Goal of the exercise – Return the lines where the word "Fantastic" occurs.

Record excerpts –
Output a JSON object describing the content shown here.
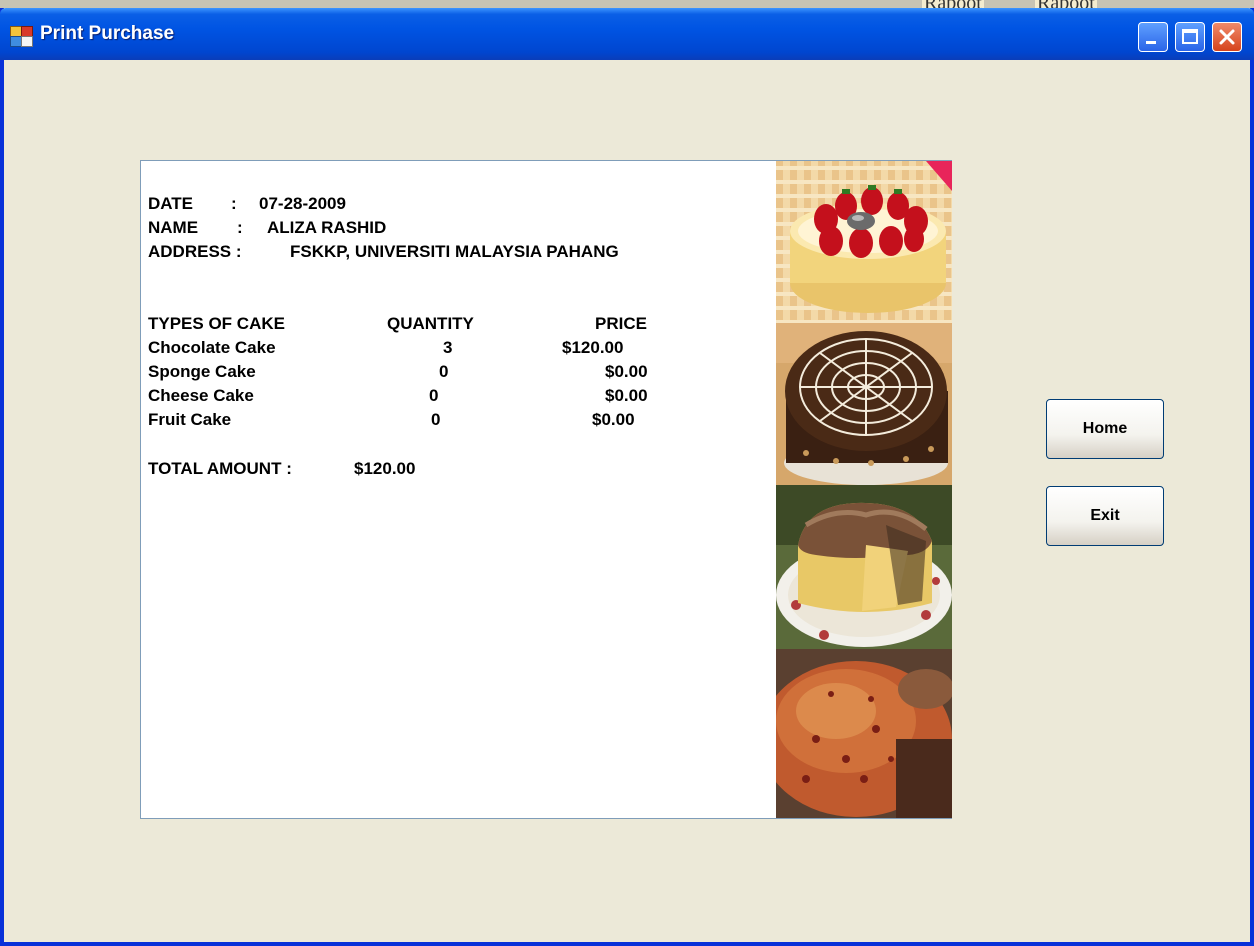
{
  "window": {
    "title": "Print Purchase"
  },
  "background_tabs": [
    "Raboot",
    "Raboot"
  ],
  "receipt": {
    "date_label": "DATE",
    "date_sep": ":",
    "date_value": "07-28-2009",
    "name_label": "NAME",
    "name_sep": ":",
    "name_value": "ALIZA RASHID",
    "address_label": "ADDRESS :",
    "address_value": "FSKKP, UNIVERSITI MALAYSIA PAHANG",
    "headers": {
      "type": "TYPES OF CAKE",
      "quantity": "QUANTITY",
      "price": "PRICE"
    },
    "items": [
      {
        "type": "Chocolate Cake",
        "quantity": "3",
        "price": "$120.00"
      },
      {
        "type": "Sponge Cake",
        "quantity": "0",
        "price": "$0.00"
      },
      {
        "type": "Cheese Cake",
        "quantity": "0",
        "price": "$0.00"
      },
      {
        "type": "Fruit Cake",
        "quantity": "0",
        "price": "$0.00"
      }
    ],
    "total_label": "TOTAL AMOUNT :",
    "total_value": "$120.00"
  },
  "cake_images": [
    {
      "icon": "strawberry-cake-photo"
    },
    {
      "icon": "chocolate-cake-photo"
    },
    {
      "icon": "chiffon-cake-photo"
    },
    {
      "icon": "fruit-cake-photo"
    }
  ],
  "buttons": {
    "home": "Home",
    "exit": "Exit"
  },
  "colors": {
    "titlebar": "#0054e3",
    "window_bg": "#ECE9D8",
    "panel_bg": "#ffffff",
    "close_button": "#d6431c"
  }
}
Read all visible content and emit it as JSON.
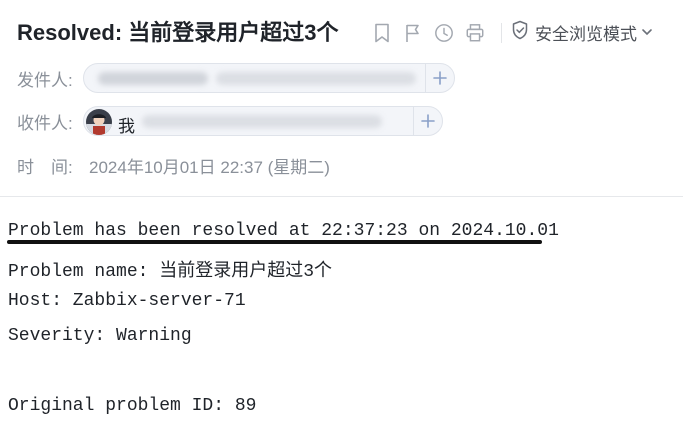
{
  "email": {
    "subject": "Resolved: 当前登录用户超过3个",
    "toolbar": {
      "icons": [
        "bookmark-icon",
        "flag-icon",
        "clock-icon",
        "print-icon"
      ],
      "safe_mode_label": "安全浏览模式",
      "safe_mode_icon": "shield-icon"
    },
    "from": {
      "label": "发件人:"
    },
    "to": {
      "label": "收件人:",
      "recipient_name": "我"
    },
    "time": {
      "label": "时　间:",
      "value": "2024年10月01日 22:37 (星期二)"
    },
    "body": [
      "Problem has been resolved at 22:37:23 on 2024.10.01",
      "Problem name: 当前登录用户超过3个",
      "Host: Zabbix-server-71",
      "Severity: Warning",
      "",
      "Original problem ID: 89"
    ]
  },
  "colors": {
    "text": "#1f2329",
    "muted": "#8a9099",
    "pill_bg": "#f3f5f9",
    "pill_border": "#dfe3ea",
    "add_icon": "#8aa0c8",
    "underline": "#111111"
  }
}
--
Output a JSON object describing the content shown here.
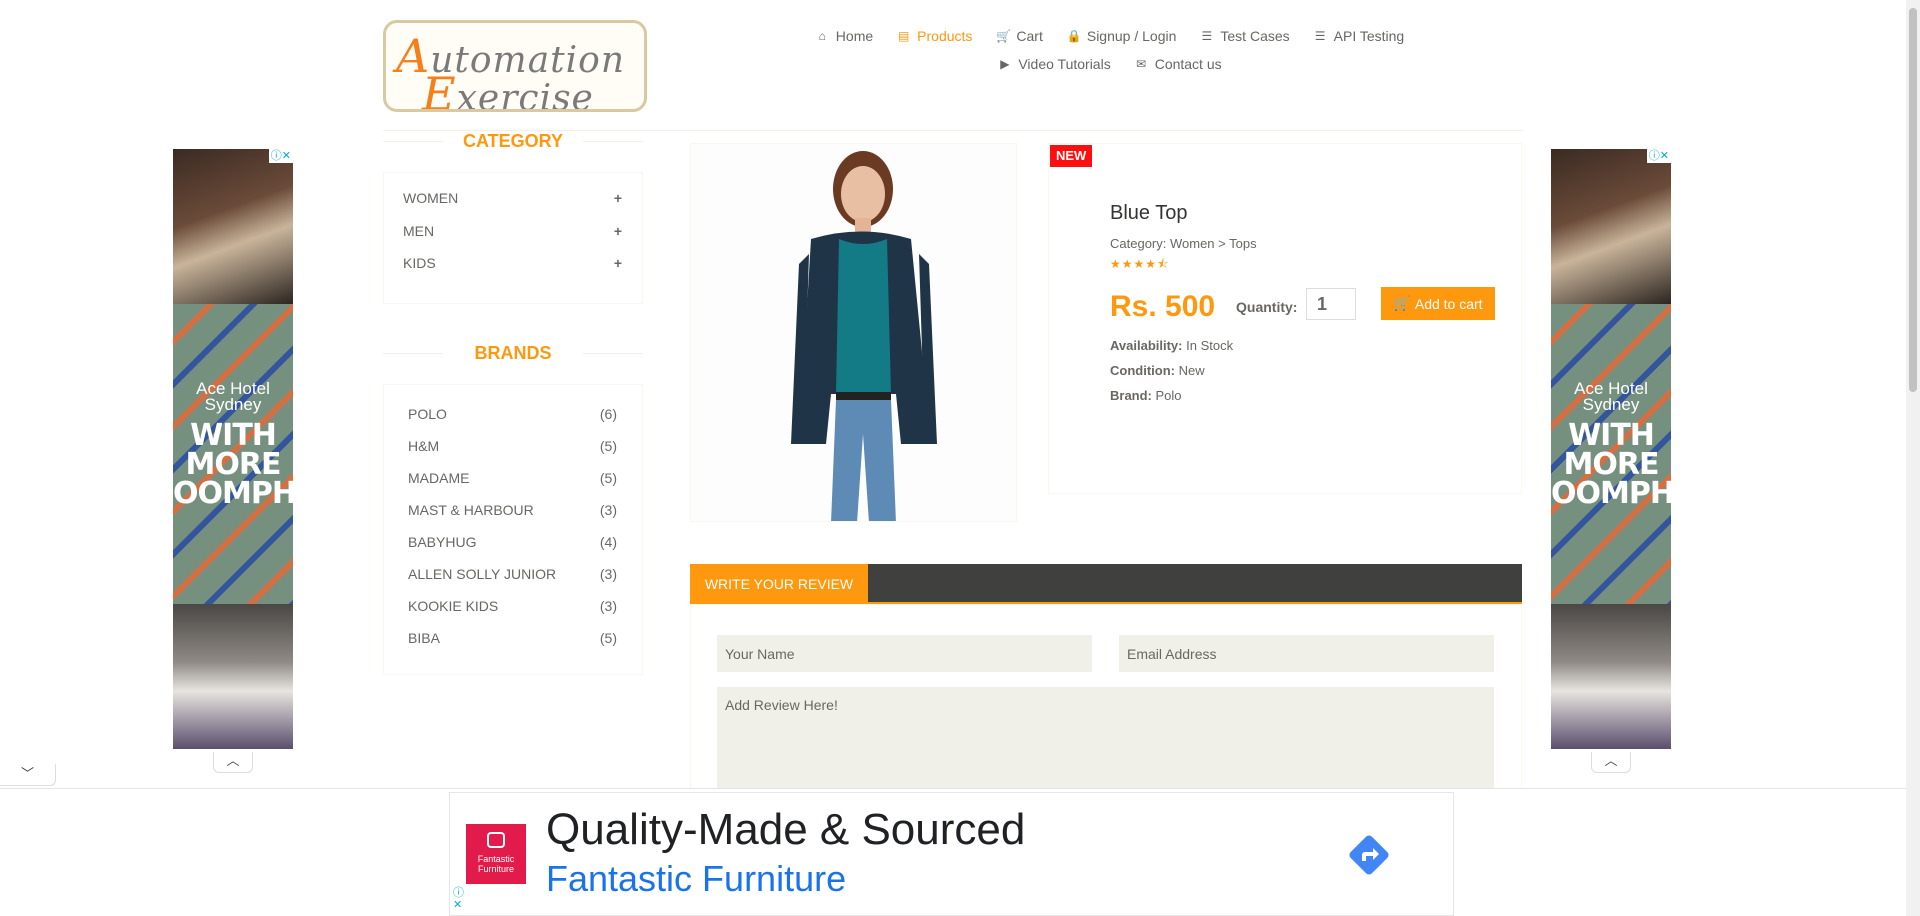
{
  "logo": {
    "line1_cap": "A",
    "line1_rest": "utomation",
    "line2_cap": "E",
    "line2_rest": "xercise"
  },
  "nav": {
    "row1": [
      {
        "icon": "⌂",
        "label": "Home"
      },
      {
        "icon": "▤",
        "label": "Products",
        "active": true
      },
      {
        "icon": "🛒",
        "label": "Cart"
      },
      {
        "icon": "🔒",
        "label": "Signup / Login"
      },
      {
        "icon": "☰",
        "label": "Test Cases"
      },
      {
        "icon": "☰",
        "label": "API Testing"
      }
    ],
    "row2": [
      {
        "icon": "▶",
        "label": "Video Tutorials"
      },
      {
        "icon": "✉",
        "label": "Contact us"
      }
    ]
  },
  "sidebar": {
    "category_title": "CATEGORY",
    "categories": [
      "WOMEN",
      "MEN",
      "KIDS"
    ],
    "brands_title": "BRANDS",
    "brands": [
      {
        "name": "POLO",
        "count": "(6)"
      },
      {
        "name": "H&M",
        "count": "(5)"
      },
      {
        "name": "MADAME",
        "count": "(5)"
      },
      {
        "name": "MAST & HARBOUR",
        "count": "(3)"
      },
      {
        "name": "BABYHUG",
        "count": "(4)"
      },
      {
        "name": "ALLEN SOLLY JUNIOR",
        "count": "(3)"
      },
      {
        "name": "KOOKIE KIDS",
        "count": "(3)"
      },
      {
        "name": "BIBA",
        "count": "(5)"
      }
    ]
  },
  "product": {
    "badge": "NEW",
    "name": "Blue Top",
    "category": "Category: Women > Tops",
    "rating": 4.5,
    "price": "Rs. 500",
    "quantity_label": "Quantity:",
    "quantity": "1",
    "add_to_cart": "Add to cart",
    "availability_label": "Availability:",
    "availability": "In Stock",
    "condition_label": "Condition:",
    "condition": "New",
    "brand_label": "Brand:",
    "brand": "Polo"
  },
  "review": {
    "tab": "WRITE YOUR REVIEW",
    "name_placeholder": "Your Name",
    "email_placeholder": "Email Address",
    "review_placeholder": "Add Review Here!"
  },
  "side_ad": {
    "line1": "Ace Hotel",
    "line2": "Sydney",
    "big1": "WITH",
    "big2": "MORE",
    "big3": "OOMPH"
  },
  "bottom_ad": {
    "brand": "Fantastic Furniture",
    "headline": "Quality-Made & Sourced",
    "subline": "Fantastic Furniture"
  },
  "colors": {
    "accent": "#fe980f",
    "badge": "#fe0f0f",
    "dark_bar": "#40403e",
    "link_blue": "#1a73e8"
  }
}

Answer to the exercise –
    "brand": "Fantastic Furniture",
    "subline": "Fantastic Furniture"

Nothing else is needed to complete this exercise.